═════ EXTRACTED RECORDS

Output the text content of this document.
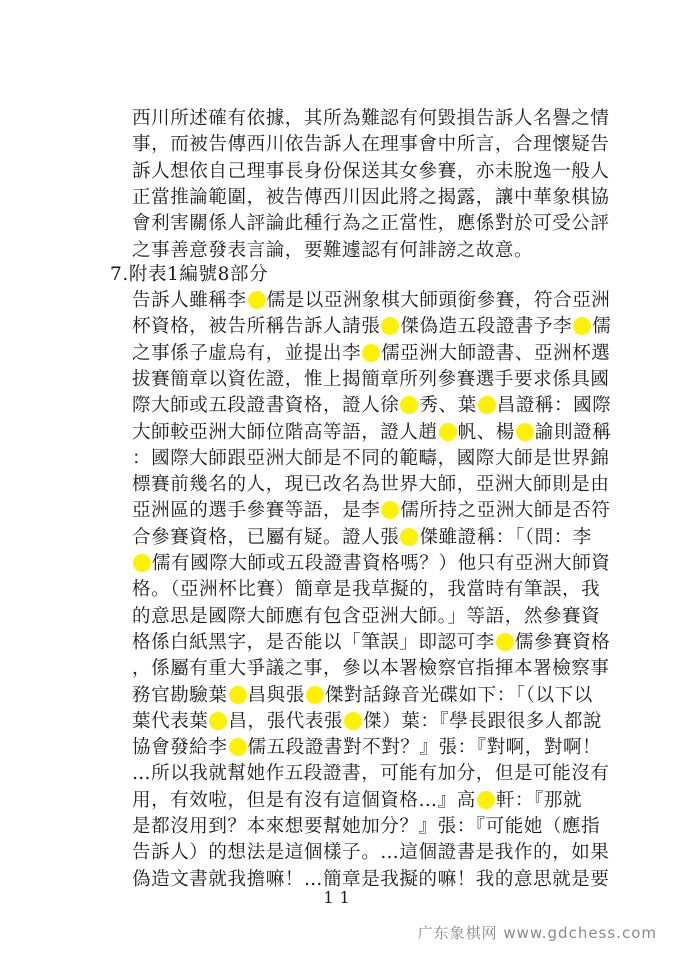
西川所述確有依據，其所為難認有何毀損告訴人名譽之情
事，而被告傳西川依告訴人在理事會中所言，合理懷疑告
訴人想依自己理事長身份保送其女參賽，亦未脫逸一般人
正當推論範圍，被告傳西川因此將之揭露，讓中華象棋協
會利害關係人評論此種行為之正當性，應係對於可受公評
之事善意發表言論，要難遽認有何誹謗之故意。
7.附表1編號8部分
告訴人雖稱李 儒是以亞洲象棋大師頭銜參賽，符合亞洲
杯資格，被告所稱告訴人請張 傑偽造五段證書予李 儒
之事係子虛烏有，並提出李 儒亞洲大師證書、亞洲杯選
拔賽簡章以資佐證，惟上揭簡章所列參賽選手要求係具國
際大師或五段證書資格，證人徐 秀、葉 昌證稱：國際
大師較亞洲大師位階高等語，證人趙 帆、楊 諭則證稱
：國際大師跟亞洲大師是不同的範疇，國際大師是世界錦
標賽前幾名的人，現已改名為世界大師，亞洲大師則是由
亞洲區的選手參賽等語，是李 儒所持之亞洲大師是否符
合參賽資格，已屬有疑。證人張 傑雖證稱：「（問：李
儒有國際大師或五段證書資格嗎？）他只有亞洲大師資
格。（亞洲杯比賽）簡章是我草擬的，我當時有筆誤，我
的意思是國際大師應有包含亞洲大師。」等語，然參賽資
格係白紙黑字，是否能以「筆誤」即認可李 儒參賽資格
，係屬有重大爭議之事，參以本署檢察官指揮本署檢察事
務官勘驗葉 昌與張 傑對話錄音光碟如下：「（以下以
葉代表葉 昌，張代表張 傑）葉：『學長跟很多人都說
協會發給李 儒五段證書對不對？』張：『對啊，對啊！
…所以我就幫她作五段證書，可能有加分，但是可能沒有
用，有效啦，但是有沒有這個資格…』高 軒：『那就
是都沒用到？本來想要幫她加分？』張：『可能她（應指
告訴人）的想法是這個樣子。…這個證書是我作的，如果
偽造文書就我擔嘛！…簡章是我擬的嘛！我的意思就是要
11
广东象棋网 www.gdchess.com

══════════

§ DIRECTION:
Write the listing out a second time exactly, dropping all images.

§ CORRECT RESULT:
Output the text content of this document.
西川所述確有依據，其所為難認有何毀損告訴人名譽之情
事，而被告傳西川依告訴人在理事會中所言，合理懷疑告
訴人想依自己理事長身份保送其女參賽，亦未脫逸一般人
正當推論範圍，被告傳西川因此將之揭露，讓中華象棋協
會利害關係人評論此種行為之正當性，應係對於可受公評
之事善意發表言論，要難遽認有何誹謗之故意。
7.附表1編號8部分
告訴人雖稱李 儒是以亞洲象棋大師頭銜參賽，符合亞洲
杯資格，被告所稱告訴人請張 傑偽造五段證書予李 儒
之事係子虛烏有，並提出李 儒亞洲大師證書、亞洲杯選
拔賽簡章以資佐證，惟上揭簡章所列參賽選手要求係具國
際大師或五段證書資格，證人徐 秀、葉 昌證稱：國際
大師較亞洲大師位階高等語，證人趙 帆、楊 諭則證稱
：國際大師跟亞洲大師是不同的範疇，國際大師是世界錦
標賽前幾名的人，現已改名為世界大師，亞洲大師則是由
亞洲區的選手參賽等語，是李 儒所持之亞洲大師是否符
合參賽資格，已屬有疑。證人張 傑雖證稱：「（問：李
儒有國際大師或五段證書資格嗎？）他只有亞洲大師資
格。（亞洲杯比賽）簡章是我草擬的，我當時有筆誤，我
的意思是國際大師應有包含亞洲大師。」等語，然參賽資
格係白紙黑字，是否能以「筆誤」即認可李 儒參賽資格
，係屬有重大爭議之事，參以本署檢察官指揮本署檢察事
務官勘驗葉 昌與張 傑對話錄音光碟如下：「（以下以
葉代表葉 昌，張代表張 傑）葉：『學長跟很多人都說
協會發給李 儒五段證書對不對？』張：『對啊，對啊！
…所以我就幫她作五段證書，可能有加分，但是可能沒有
用，有效啦，但是有沒有這個資格…』高 軒：『那就
是都沒用到？本來想要幫她加分？』張：『可能她（應指
告訴人）的想法是這個樣子。…這個證書是我作的，如果
偽造文書就我擔嘛！…簡章是我擬的嘛！我的意思就是要
11
广东象棋网 www.gdchess.com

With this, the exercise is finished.